Give only a count of the lines that include the string "text".

........

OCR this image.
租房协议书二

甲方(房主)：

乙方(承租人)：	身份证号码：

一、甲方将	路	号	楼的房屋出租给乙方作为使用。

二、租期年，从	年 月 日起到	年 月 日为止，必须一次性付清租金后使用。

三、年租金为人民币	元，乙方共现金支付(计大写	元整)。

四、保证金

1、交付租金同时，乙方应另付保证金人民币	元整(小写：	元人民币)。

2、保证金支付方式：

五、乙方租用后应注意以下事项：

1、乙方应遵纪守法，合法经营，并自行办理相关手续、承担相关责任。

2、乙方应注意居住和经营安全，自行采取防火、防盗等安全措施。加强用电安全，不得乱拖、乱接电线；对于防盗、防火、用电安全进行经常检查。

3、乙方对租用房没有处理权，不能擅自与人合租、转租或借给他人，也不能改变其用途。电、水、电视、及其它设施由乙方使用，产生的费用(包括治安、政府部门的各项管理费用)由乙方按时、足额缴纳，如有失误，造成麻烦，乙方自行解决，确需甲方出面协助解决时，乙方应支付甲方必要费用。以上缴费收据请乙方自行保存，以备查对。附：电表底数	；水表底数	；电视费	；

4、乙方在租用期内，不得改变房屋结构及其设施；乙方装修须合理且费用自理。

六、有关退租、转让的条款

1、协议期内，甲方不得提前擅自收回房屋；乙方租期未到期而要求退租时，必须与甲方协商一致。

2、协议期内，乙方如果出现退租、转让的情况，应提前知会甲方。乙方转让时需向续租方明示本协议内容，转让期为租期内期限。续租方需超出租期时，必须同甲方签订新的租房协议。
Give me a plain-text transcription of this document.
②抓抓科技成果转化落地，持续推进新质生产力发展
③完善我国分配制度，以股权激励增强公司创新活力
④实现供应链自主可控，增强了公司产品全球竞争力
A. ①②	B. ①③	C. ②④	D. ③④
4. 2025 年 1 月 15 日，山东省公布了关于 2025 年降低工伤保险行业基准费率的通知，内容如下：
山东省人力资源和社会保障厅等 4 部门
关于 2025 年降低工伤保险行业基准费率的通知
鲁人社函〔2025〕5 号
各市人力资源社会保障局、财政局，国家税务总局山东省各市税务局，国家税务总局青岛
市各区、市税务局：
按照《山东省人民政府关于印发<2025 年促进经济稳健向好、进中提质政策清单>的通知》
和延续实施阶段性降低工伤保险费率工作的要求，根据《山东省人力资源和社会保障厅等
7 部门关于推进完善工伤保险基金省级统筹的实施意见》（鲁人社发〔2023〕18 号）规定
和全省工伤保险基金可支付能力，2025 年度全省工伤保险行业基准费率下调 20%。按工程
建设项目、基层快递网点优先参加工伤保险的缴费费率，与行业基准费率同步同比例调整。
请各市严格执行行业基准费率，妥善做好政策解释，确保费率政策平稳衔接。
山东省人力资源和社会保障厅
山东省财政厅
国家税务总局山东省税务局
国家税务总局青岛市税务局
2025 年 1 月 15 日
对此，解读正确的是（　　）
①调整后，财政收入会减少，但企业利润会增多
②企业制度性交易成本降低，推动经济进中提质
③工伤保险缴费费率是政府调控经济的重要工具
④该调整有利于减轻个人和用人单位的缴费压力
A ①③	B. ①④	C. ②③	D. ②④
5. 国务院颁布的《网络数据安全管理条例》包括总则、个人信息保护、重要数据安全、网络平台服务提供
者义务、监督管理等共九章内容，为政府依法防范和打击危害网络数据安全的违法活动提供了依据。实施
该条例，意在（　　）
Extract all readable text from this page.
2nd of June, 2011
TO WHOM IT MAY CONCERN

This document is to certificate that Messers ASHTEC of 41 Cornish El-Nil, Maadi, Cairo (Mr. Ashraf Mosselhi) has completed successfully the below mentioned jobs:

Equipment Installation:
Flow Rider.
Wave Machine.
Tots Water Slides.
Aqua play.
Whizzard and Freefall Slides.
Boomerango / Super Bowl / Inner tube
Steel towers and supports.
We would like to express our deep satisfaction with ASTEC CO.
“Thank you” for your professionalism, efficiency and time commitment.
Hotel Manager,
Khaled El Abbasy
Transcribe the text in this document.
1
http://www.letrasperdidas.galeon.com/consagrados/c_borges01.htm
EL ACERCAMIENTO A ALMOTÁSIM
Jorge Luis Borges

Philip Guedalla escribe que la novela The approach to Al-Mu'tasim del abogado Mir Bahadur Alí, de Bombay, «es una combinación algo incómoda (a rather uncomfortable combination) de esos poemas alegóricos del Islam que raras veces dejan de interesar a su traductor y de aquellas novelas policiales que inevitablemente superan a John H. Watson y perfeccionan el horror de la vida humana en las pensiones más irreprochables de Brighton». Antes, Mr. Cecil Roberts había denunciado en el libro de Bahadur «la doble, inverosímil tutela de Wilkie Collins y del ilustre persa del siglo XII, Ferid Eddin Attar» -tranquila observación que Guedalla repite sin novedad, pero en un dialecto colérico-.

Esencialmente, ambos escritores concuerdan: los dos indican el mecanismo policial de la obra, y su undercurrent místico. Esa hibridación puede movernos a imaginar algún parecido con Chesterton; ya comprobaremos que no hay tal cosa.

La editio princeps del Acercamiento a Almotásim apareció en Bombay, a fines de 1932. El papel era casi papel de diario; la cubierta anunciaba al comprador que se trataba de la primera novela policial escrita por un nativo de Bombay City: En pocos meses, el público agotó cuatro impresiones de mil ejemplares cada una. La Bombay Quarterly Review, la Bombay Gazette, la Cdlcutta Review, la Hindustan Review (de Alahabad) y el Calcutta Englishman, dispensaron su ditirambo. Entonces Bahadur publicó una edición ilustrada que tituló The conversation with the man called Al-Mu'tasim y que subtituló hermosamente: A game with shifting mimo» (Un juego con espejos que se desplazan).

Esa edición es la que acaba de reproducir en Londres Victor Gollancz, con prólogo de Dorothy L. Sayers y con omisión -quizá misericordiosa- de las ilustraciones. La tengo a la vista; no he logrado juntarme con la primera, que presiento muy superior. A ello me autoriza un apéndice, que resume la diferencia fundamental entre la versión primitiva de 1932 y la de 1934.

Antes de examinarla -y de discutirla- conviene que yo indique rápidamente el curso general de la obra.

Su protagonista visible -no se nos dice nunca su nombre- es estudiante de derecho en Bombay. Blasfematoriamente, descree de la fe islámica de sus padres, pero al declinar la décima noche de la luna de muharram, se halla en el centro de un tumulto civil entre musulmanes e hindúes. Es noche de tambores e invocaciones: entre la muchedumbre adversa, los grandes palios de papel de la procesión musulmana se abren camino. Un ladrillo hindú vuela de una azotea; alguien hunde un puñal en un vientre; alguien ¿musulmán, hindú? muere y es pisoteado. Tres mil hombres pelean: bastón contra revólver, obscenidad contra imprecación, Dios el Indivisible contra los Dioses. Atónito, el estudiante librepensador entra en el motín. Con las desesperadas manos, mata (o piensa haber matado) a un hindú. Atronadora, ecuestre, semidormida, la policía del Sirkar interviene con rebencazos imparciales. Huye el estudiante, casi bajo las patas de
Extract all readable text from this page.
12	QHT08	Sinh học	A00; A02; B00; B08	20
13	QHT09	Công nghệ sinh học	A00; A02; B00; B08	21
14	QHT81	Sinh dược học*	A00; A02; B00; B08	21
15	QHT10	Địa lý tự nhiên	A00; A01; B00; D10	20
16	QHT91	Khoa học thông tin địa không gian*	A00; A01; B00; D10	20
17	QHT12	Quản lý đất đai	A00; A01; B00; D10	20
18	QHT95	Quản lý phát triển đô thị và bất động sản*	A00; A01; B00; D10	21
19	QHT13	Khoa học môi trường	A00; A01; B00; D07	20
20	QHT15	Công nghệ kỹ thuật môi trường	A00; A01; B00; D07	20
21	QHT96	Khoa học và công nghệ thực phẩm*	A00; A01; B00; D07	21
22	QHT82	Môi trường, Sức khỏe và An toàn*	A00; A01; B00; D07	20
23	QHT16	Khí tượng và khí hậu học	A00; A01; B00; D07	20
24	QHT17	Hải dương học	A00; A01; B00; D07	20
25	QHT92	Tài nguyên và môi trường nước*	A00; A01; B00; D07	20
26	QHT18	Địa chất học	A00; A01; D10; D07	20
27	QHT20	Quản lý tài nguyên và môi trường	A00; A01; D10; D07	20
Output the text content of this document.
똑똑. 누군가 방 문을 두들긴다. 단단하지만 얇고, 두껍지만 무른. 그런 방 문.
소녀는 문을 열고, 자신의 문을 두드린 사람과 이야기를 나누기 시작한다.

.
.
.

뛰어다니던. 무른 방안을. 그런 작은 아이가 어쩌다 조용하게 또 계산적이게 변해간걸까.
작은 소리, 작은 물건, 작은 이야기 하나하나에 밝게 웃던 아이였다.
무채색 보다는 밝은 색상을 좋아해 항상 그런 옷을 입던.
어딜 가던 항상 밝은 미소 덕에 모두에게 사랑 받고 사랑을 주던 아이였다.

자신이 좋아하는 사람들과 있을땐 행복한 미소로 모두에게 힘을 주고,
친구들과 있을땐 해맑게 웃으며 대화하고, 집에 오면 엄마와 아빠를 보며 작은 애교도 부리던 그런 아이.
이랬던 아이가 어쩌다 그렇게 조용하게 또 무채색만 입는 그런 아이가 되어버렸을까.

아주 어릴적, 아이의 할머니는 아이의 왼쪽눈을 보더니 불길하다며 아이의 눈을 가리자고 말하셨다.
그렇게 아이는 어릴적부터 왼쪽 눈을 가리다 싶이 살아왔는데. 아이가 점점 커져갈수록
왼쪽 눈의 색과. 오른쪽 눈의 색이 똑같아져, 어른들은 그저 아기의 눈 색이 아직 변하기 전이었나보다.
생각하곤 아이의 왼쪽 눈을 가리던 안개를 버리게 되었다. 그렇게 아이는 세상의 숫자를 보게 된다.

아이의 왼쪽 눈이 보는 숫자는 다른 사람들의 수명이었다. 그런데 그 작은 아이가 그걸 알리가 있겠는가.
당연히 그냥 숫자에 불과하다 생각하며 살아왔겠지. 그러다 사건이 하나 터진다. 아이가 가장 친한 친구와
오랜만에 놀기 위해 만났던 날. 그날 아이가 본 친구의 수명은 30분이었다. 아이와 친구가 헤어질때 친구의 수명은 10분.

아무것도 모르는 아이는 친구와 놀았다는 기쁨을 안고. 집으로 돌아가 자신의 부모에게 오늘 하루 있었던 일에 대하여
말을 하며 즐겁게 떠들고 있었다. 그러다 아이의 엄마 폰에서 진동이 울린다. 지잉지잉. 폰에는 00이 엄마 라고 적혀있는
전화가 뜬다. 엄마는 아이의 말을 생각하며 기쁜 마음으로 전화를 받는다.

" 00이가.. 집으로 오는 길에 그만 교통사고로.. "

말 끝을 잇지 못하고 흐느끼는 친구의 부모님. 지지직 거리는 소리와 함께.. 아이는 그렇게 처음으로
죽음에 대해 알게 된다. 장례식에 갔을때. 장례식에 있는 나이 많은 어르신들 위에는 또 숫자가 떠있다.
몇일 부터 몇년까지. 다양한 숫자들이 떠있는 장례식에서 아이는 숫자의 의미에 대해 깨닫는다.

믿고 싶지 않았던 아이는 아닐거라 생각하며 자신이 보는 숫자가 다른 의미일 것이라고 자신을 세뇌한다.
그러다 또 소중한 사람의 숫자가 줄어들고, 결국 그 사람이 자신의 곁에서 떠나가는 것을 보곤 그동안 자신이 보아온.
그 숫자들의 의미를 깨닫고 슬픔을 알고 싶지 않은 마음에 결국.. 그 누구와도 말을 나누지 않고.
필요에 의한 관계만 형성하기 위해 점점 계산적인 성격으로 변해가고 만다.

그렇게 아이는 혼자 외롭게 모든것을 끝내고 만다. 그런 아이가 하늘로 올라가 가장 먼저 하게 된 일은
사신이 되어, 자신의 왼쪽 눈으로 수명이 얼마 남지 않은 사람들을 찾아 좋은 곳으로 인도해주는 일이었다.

........

- _REPLY_
5